REQUEST
From the entries that follow, gather each line holding the word "name".

Dataset rows about figures

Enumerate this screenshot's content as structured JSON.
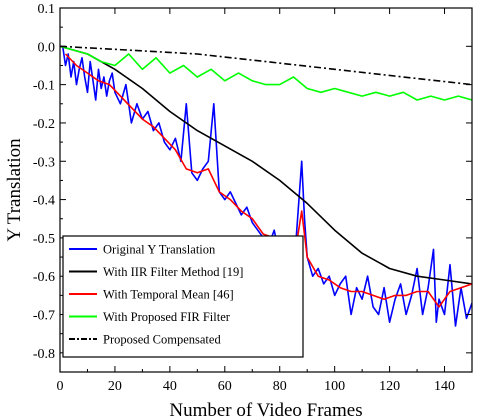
{
  "chart_data": {
    "type": "line",
    "title": "",
    "xlabel": "Number of Video Frames",
    "ylabel": "Y Translation",
    "xlim": [
      0,
      150
    ],
    "ylim": [
      -0.85,
      0.1
    ],
    "xticks": [
      0,
      20,
      40,
      60,
      80,
      100,
      120,
      140
    ],
    "yticks": [
      0.1,
      0.0,
      -0.1,
      -0.2,
      -0.3,
      -0.4,
      -0.5,
      -0.6,
      -0.7,
      -0.8
    ],
    "ytick_labels": [
      "0.1",
      "0.0",
      "-0.1",
      "-0.2",
      "-0.3",
      "-0.4",
      "-0.5",
      "-0.6",
      "-0.7",
      "-0.8"
    ],
    "grid": false,
    "legend_position": "bottom-left",
    "series": [
      {
        "name": "Original  Y Translation",
        "color": "#0000ff",
        "style": "solid",
        "x": [
          1,
          2,
          3,
          4,
          5,
          6,
          7,
          8,
          9,
          10,
          11,
          12,
          13,
          14,
          15,
          16,
          17,
          18,
          19,
          20,
          22,
          24,
          26,
          28,
          30,
          32,
          34,
          36,
          38,
          40,
          42,
          44,
          46,
          48,
          50,
          52,
          54,
          56,
          58,
          60,
          62,
          64,
          66,
          68,
          70,
          72,
          74,
          76,
          78,
          80,
          82,
          84,
          86,
          88,
          89,
          90,
          92,
          94,
          96,
          98,
          100,
          102,
          104,
          106,
          108,
          110,
          112,
          114,
          116,
          118,
          120,
          122,
          124,
          126,
          128,
          130,
          132,
          134,
          136,
          137,
          138,
          140,
          142,
          144,
          146,
          148,
          150
        ],
        "y": [
          0.0,
          -0.05,
          -0.02,
          -0.08,
          -0.04,
          -0.1,
          -0.06,
          -0.03,
          -0.08,
          -0.12,
          -0.04,
          -0.09,
          -0.14,
          -0.06,
          -0.11,
          -0.08,
          -0.13,
          -0.09,
          -0.07,
          -0.12,
          -0.15,
          -0.1,
          -0.2,
          -0.15,
          -0.19,
          -0.17,
          -0.22,
          -0.2,
          -0.25,
          -0.27,
          -0.24,
          -0.3,
          -0.15,
          -0.33,
          -0.35,
          -0.32,
          -0.3,
          -0.15,
          -0.38,
          -0.4,
          -0.38,
          -0.41,
          -0.44,
          -0.42,
          -0.46,
          -0.48,
          -0.5,
          -0.52,
          -0.48,
          -0.55,
          -0.58,
          -0.52,
          -0.5,
          -0.3,
          -0.45,
          -0.55,
          -0.6,
          -0.58,
          -0.62,
          -0.6,
          -0.65,
          -0.62,
          -0.6,
          -0.7,
          -0.63,
          -0.66,
          -0.6,
          -0.68,
          -0.7,
          -0.63,
          -0.72,
          -0.66,
          -0.62,
          -0.7,
          -0.65,
          -0.58,
          -0.7,
          -0.63,
          -0.53,
          -0.72,
          -0.66,
          -0.7,
          -0.57,
          -0.73,
          -0.63,
          -0.71,
          -0.67
        ]
      },
      {
        "name": "With IIR Filter Method  [19]",
        "color": "#000000",
        "style": "solid",
        "x": [
          0,
          10,
          20,
          30,
          40,
          50,
          60,
          70,
          80,
          90,
          100,
          110,
          120,
          130,
          140,
          150
        ],
        "y": [
          0.0,
          -0.02,
          -0.06,
          -0.11,
          -0.17,
          -0.22,
          -0.26,
          -0.3,
          -0.35,
          -0.41,
          -0.48,
          -0.54,
          -0.58,
          -0.6,
          -0.61,
          -0.62
        ]
      },
      {
        "name": "With Temporal Mean  [46]",
        "color": "#ff0000",
        "style": "solid",
        "x": [
          2,
          6,
          10,
          14,
          18,
          22,
          26,
          30,
          34,
          38,
          42,
          46,
          50,
          54,
          58,
          62,
          66,
          70,
          74,
          78,
          82,
          86,
          88,
          90,
          94,
          98,
          102,
          106,
          110,
          114,
          118,
          122,
          126,
          130,
          134,
          138,
          142,
          146,
          150
        ],
        "y": [
          -0.02,
          -0.05,
          -0.07,
          -0.09,
          -0.1,
          -0.13,
          -0.16,
          -0.19,
          -0.21,
          -0.24,
          -0.27,
          -0.32,
          -0.33,
          -0.32,
          -0.38,
          -0.4,
          -0.43,
          -0.45,
          -0.49,
          -0.5,
          -0.55,
          -0.52,
          -0.43,
          -0.55,
          -0.6,
          -0.61,
          -0.63,
          -0.64,
          -0.64,
          -0.65,
          -0.66,
          -0.65,
          -0.65,
          -0.64,
          -0.64,
          -0.68,
          -0.64,
          -0.63,
          -0.62
        ]
      },
      {
        "name": "With Proposed FIR Filter",
        "color": "#00ff00",
        "style": "solid",
        "x": [
          0,
          5,
          10,
          15,
          20,
          25,
          30,
          35,
          40,
          45,
          50,
          55,
          60,
          65,
          70,
          75,
          80,
          85,
          90,
          95,
          100,
          105,
          110,
          115,
          120,
          125,
          130,
          135,
          140,
          145,
          150
        ],
        "y": [
          0.0,
          -0.01,
          -0.02,
          -0.04,
          -0.05,
          -0.02,
          -0.06,
          -0.03,
          -0.07,
          -0.05,
          -0.08,
          -0.06,
          -0.09,
          -0.07,
          -0.09,
          -0.1,
          -0.1,
          -0.08,
          -0.11,
          -0.12,
          -0.11,
          -0.12,
          -0.13,
          -0.12,
          -0.13,
          -0.12,
          -0.14,
          -0.13,
          -0.14,
          -0.13,
          -0.14
        ]
      },
      {
        "name": "Proposed Compensated",
        "color": "#000000",
        "style": "dash-dot",
        "x": [
          0,
          25,
          50,
          75,
          100,
          125,
          150
        ],
        "y": [
          0.0,
          -0.01,
          -0.02,
          -0.04,
          -0.06,
          -0.08,
          -0.1
        ]
      }
    ]
  }
}
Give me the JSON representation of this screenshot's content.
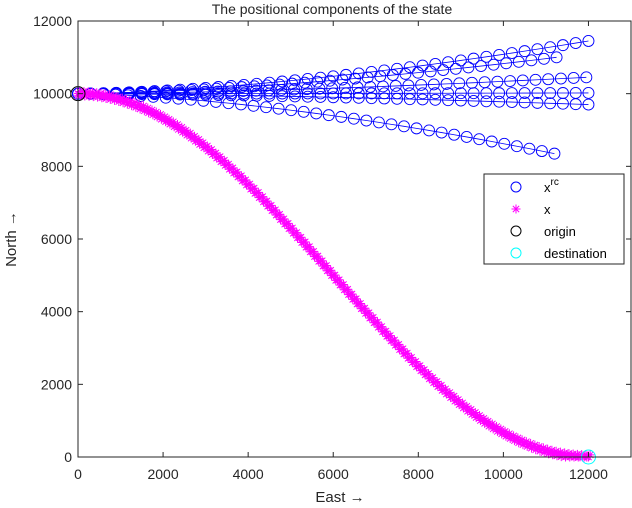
{
  "chart_data": {
    "type": "scatter",
    "title": "The positional components of the state",
    "xlabel": "East →",
    "ylabel": "North →",
    "xlim": [
      0,
      13000
    ],
    "ylim": [
      0,
      12000
    ],
    "xticks": [
      0,
      2000,
      4000,
      6000,
      8000,
      10000,
      12000
    ],
    "yticks": [
      0,
      2000,
      4000,
      6000,
      8000,
      10000,
      12000
    ],
    "grid": false,
    "legend_position": "right-middle",
    "legend": [
      {
        "label": "x",
        "sup": "rc",
        "marker": "circle",
        "color": "#0000ff"
      },
      {
        "label": "x",
        "sup": "",
        "marker": "asterisk",
        "color": "#ff00ff"
      },
      {
        "label": "origin",
        "sup": "",
        "marker": "circle",
        "color": "#000000"
      },
      {
        "label": "destination",
        "sup": "",
        "marker": "circle",
        "color": "#00ffff"
      }
    ],
    "origin": {
      "x": 0,
      "y": 10000
    },
    "destination": {
      "x": 12000,
      "y": 0
    },
    "series": [
      {
        "name": "x^rc",
        "marker": "circle",
        "color": "#0000ff",
        "trajectories": [
          {
            "start": [
              0,
              10000
            ],
            "end": [
              12000,
              11450
            ],
            "points": 40
          },
          {
            "start": [
              0,
              10000
            ],
            "end": [
              11250,
              11000
            ],
            "points": 38
          },
          {
            "start": [
              0,
              10000
            ],
            "end": [
              11950,
              10450
            ],
            "points": 40
          },
          {
            "start": [
              0,
              10000
            ],
            "end": [
              12000,
              10020
            ],
            "points": 40
          },
          {
            "start": [
              0,
              10000
            ],
            "end": [
              12000,
              9700
            ],
            "points": 40
          },
          {
            "start": [
              0,
              10000
            ],
            "end": [
              11200,
              8350
            ],
            "points": 38
          }
        ]
      },
      {
        "name": "x",
        "marker": "asterisk",
        "color": "#ff00ff",
        "description": "S-curve from origin to destination, approx y = 5000*(1+cos(pi*x/12000))",
        "x": [
          0,
          1000,
          2000,
          3000,
          4000,
          5000,
          6000,
          7000,
          8000,
          9000,
          10000,
          11000,
          11500,
          12000
        ],
        "y": [
          10000,
          9850,
          9280,
          8500,
          7300,
          6250,
          5100,
          3800,
          2700,
          1650,
          850,
          250,
          60,
          0
        ]
      }
    ]
  }
}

RESULT
        "name": "Original  Y Translation",
        "name": "With IIR Filter Method  [19]",
        "name": "With Temporal Mean  [46]",
        "name": "With Proposed FIR Filter",
        "name": "Proposed Compensated",
        "name": "x^rc",
        "name": "x",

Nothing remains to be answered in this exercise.